• **Exercise**: Write out each of the following records line for line, reproducing every character precisely as given.

• **Source records**:
------------------------------------------------------------
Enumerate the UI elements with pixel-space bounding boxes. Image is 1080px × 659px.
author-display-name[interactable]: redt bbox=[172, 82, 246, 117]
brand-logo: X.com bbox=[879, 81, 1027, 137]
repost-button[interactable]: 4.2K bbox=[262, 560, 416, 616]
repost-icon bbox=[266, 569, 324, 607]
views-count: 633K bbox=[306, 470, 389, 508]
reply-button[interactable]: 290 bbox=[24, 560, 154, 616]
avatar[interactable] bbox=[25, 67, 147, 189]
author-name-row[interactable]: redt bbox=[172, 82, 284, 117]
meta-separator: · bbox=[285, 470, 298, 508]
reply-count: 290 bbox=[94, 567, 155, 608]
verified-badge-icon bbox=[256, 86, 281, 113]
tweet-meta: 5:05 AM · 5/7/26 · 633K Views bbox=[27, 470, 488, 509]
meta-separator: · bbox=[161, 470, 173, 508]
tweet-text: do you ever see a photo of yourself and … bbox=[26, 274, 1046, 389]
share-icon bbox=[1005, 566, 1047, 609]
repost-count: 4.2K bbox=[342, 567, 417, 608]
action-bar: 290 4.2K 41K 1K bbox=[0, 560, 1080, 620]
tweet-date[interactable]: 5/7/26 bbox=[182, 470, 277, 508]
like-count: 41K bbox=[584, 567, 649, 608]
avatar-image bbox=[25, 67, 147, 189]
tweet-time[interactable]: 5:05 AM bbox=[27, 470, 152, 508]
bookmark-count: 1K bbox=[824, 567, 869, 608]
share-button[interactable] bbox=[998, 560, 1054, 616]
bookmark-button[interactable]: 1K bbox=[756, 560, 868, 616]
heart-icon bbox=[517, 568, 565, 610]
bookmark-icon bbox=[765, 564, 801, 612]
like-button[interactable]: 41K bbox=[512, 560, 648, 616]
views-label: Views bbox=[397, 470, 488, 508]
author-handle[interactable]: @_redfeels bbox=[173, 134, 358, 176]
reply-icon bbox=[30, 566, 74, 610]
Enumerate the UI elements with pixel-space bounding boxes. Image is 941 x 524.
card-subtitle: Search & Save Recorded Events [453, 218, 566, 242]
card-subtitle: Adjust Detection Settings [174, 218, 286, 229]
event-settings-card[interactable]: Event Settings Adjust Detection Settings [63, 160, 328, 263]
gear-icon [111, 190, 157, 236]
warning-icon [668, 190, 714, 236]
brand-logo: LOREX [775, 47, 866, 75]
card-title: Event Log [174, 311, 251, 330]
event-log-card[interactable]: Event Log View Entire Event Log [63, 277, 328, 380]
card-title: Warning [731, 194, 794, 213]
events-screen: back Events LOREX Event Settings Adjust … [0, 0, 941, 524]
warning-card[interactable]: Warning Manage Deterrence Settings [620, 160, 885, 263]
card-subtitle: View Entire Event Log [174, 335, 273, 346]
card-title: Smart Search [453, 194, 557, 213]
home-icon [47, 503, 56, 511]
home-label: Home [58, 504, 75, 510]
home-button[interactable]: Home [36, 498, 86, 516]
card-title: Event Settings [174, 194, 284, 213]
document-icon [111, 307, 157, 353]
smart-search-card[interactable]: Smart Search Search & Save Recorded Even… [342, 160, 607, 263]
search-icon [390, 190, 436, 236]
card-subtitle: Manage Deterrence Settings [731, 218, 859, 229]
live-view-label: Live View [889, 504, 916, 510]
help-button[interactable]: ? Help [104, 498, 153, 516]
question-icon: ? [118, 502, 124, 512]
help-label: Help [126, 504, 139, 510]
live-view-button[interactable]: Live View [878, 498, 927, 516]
------------------------------------------------------------
• **In response**:
Enumerate the UI elements with pixel-space bounding boxes. Image is 1080px × 659px.
author-display-name[interactable]: redt bbox=[172, 82, 246, 117]
brand-logo: X.com bbox=[879, 81, 1027, 137]
repost-button[interactable]: 4.2K bbox=[262, 560, 416, 616]
repost-icon bbox=[266, 569, 324, 607]
views-count: 633K bbox=[306, 470, 389, 508]
reply-button[interactable]: 290 bbox=[24, 560, 154, 616]
avatar[interactable] bbox=[25, 67, 147, 189]
author-name-row[interactable]: redt bbox=[172, 82, 284, 117]
meta-separator: · bbox=[285, 470, 298, 508]
reply-count: 290 bbox=[94, 567, 155, 608]
verified-badge-icon bbox=[256, 86, 281, 113]
tweet-meta: 5:05 AM · 5/7/26 · 633K Views bbox=[27, 470, 488, 509]
meta-separator: · bbox=[161, 470, 173, 508]
tweet-text: do you ever see a photo of yourself and … bbox=[26, 274, 1046, 389]
share-icon bbox=[1005, 566, 1047, 609]
repost-count: 4.2K bbox=[342, 567, 417, 608]
action-bar: 290 4.2K 41K 1K bbox=[0, 560, 1080, 620]
tweet-date[interactable]: 5/7/26 bbox=[182, 470, 277, 508]
like-count: 41K bbox=[584, 567, 649, 608]
avatar-image bbox=[25, 67, 147, 189]
tweet-time[interactable]: 5:05 AM bbox=[27, 470, 152, 508]
bookmark-count: 1K bbox=[824, 567, 869, 608]
share-button[interactable] bbox=[998, 560, 1054, 616]
bookmark-button[interactable]: 1K bbox=[756, 560, 868, 616]
heart-icon bbox=[517, 568, 565, 610]
bookmark-icon bbox=[765, 564, 801, 612]
like-button[interactable]: 41K bbox=[512, 560, 648, 616]
views-label: Views bbox=[397, 470, 488, 508]
author-handle[interactable]: @_redfeels bbox=[173, 134, 358, 176]
reply-icon bbox=[30, 566, 74, 610]
Enumerate the UI elements with pixel-space bounding boxes. Image is 941 x 524.
card-subtitle: Search & Save Recorded Events [453, 218, 566, 242]
card-subtitle: Adjust Detection Settings [174, 218, 286, 229]
event-settings-card[interactable]: Event Settings Adjust Detection Settings [63, 160, 328, 263]
gear-icon [111, 190, 157, 236]
warning-icon [668, 190, 714, 236]
brand-logo: LOREX [775, 47, 866, 75]
card-title: Event Log [174, 311, 251, 330]
event-log-card[interactable]: Event Log View Entire Event Log [63, 277, 328, 380]
card-title: Warning [731, 194, 794, 213]
events-screen: back Events LOREX Event Settings Adjust … [0, 0, 941, 524]
warning-card[interactable]: Warning Manage Deterrence Settings [620, 160, 885, 263]
card-subtitle: View Entire Event Log [174, 335, 273, 346]
card-title: Smart Search [453, 194, 557, 213]
home-icon [47, 503, 56, 511]
home-label: Home [58, 504, 75, 510]
home-button[interactable]: Home [36, 498, 86, 516]
card-title: Event Settings [174, 194, 284, 213]
document-icon [111, 307, 157, 353]
smart-search-card[interactable]: Smart Search Search & Save Recorded Even… [342, 160, 607, 263]
search-icon [390, 190, 436, 236]
card-subtitle: Manage Deterrence Settings [731, 218, 859, 229]
live-view-label: Live View [889, 504, 916, 510]
help-button[interactable]: ? Help [104, 498, 153, 516]
question-icon: ? [118, 502, 124, 512]
help-label: Help [126, 504, 139, 510]
live-view-button[interactable]: Live View [878, 498, 927, 516]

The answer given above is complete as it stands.